=== JOB ===
Filter the entries that follow, copying every line in which the word "label" appears.

=== Chart and figure data ===
────
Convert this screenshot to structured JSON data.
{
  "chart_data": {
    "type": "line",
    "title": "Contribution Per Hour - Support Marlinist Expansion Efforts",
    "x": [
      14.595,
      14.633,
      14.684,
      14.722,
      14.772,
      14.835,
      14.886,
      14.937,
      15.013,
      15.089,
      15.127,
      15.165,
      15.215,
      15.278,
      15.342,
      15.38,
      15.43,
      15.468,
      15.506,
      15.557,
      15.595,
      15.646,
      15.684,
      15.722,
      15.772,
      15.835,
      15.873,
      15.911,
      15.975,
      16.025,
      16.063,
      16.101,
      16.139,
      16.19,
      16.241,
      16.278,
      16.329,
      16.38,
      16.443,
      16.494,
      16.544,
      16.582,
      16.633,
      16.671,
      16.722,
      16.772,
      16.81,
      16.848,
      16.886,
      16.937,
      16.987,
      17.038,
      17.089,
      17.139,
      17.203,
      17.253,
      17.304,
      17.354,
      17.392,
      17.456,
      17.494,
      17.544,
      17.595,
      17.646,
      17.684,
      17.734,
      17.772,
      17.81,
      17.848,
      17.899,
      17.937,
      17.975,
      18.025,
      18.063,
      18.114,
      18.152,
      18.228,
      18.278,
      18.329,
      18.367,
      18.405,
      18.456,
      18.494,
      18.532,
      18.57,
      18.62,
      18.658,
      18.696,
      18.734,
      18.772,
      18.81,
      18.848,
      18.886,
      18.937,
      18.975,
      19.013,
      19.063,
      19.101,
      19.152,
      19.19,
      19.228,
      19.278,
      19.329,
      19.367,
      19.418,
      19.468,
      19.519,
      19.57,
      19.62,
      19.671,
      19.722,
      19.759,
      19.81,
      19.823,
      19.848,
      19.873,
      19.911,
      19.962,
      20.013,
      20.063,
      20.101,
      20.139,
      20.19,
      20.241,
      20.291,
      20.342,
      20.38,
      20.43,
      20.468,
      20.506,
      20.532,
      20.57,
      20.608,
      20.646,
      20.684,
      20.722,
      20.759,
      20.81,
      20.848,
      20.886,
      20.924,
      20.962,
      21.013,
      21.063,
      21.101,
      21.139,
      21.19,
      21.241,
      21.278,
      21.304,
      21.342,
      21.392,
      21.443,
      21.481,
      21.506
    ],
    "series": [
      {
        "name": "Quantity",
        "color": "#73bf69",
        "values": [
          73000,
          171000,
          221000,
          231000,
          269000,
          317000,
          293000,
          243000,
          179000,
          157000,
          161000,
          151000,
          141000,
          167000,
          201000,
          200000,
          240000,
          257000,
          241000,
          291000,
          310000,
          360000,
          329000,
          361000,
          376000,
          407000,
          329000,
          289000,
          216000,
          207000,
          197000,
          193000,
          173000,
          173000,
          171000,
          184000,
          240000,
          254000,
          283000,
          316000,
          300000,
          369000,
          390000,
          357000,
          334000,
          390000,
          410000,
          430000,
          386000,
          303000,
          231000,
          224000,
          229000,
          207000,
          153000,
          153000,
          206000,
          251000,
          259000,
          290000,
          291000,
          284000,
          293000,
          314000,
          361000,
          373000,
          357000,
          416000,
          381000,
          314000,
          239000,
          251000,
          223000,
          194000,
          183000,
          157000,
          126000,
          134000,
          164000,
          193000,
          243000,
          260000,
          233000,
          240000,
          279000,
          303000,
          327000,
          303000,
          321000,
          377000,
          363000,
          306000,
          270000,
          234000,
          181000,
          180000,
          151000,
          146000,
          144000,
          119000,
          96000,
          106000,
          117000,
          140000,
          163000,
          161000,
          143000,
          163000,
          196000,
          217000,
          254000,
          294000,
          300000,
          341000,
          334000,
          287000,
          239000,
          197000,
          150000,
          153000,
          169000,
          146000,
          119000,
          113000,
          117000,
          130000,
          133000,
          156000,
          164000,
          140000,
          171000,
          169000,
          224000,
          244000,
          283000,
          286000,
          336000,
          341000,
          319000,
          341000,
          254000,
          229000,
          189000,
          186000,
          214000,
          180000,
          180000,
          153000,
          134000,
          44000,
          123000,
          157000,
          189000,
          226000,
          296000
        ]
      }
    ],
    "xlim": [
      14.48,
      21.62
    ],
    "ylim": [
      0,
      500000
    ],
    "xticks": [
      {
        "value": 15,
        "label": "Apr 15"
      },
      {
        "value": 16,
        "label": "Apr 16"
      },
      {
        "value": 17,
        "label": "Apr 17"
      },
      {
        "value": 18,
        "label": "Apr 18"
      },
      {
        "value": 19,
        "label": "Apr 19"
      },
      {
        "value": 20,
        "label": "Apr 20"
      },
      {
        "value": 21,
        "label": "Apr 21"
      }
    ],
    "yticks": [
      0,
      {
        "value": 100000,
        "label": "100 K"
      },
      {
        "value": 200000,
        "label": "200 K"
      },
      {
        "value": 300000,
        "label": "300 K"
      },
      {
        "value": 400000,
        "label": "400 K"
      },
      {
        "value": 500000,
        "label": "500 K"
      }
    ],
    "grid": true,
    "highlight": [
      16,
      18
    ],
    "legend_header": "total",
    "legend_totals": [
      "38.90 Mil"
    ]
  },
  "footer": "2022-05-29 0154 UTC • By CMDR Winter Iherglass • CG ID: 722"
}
────
=== RESPONSE BELOW ===
        "label": "Apr 15"
        "label": "Apr 16"
        "label": "Apr 17"
        "label": "Apr 18"
        "label": "Apr 19"
        "label": "Apr 20"
        "label": "Apr 21"
        "label": "100 K"
        "label": "200 K"
        "label": "300 K"
        "label": "400 K"
        "label": "500 K"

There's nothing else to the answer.